--- begin ---
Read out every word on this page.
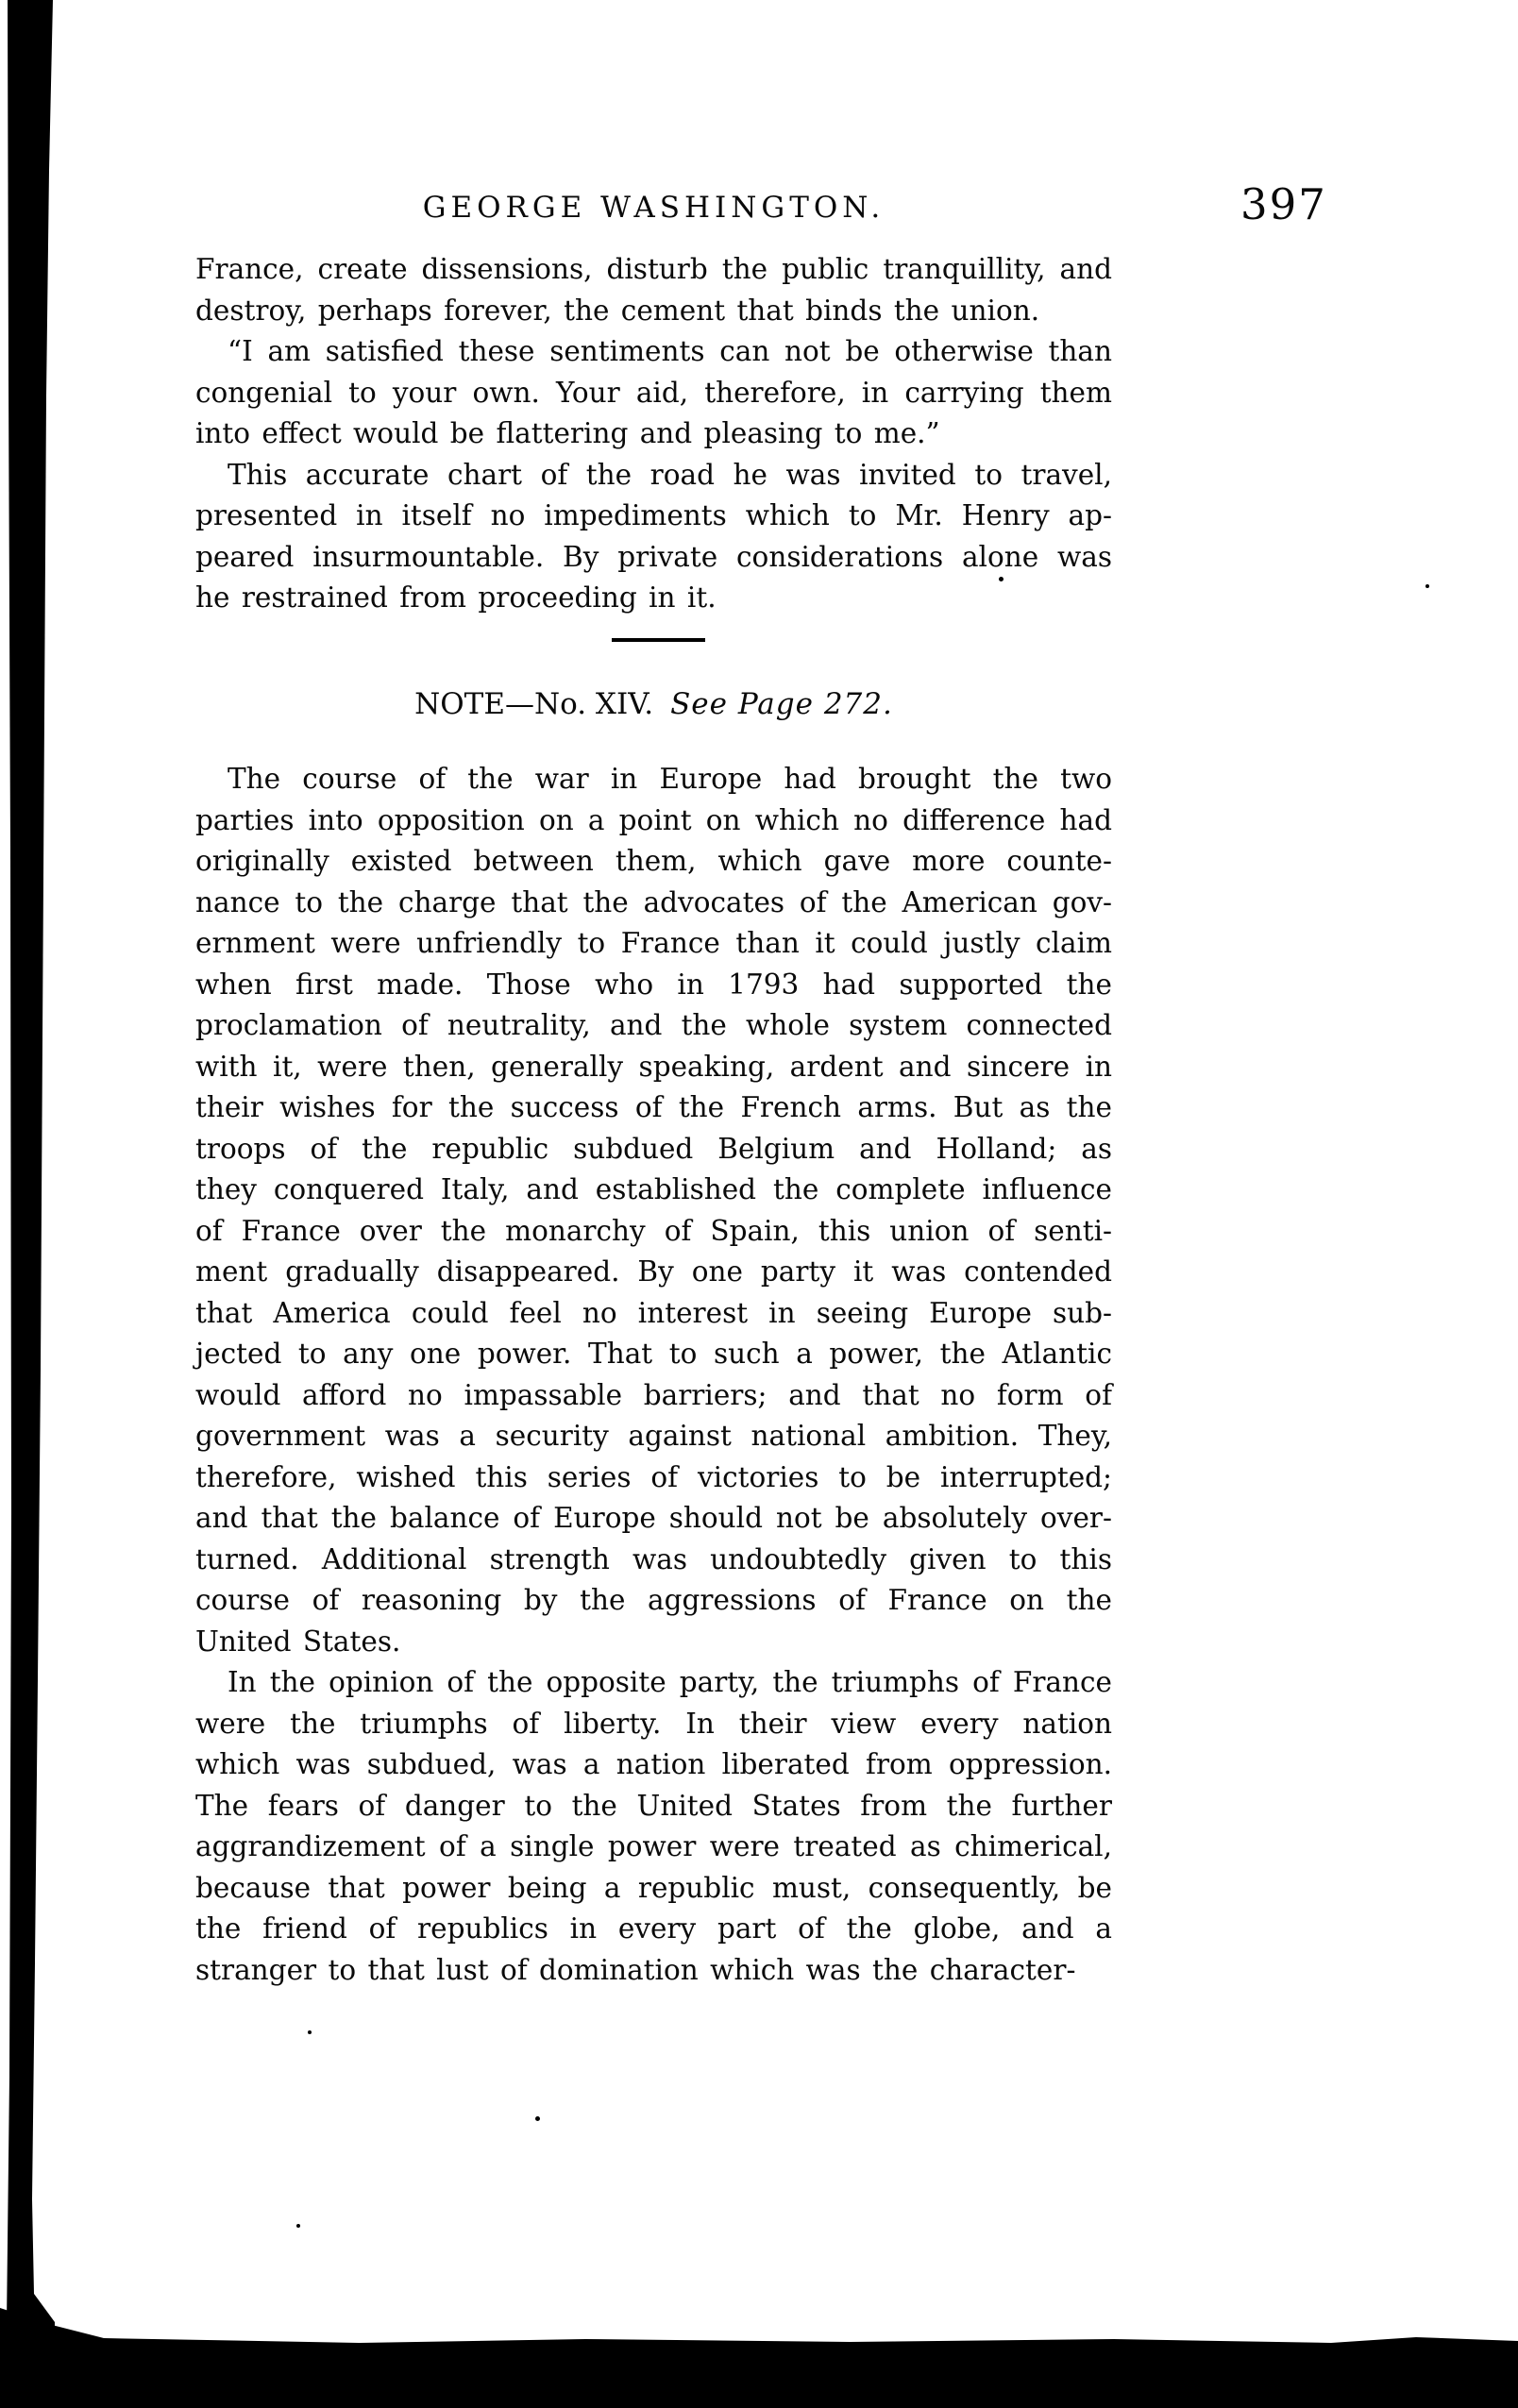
GEORGE WASHINGTON.	397
France, create dissensions, disturb the public tranquillity, and
destroy, perhaps forever, the cement that binds the union.
“I am satisfied these sentiments can not be otherwise than
congenial to your own. Your aid, therefore, in carrying them
into effect would be flattering and pleasing to me.”
This accurate chart of the road he was invited to travel,
presented in itself no impediments which to Mr. Henry ap-
peared insurmountable. By private considerations alone was
he restrained from proceeding in it.
NOTE—No. XIV. See Page 272.
The course of the war in Europe had brought the two
parties into opposition on a point on which no difference had
originally existed between them, which gave more counte-
nance to the charge that the advocates of the American gov-
ernment were unfriendly to France than it could justly claim
when first made. Those who in 1793 had supported the
proclamation of neutrality, and the whole system connected
with it, were then, generally speaking, ardent and sincere in
their wishes for the success of the French arms. But as the
troops of the republic subdued Belgium and Holland; as
they conquered Italy, and established the complete influence
of France over the monarchy of Spain, this union of senti-
ment gradually disappeared. By one party it was contended
that America could feel no interest in seeing Europe sub-
jected to any one power. That to such a power, the Atlantic
would afford no impassable barriers; and that no form of
government was a security against national ambition. They,
therefore, wished this series of victories to be interrupted;
and that the balance of Europe should not be absolutely over-
turned. Additional strength was undoubtedly given to this
course of reasoning by the aggressions of France on the
United States.
In the opinion of the opposite party, the triumphs of France
were the triumphs of liberty. In their view every nation
which was subdued, was a nation liberated from oppression.
The fears of danger to the United States from the further
aggrandizement of a single power were treated as chimerical,
because that power being a republic must, consequently, be
the friend of republics in every part of the globe, and a
stranger to that lust of domination which was the character-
--- end ---
▸ The task:
State the number of lines in these entries that include the string "from". Provide nothing beyond that number.

▸ The answer:
3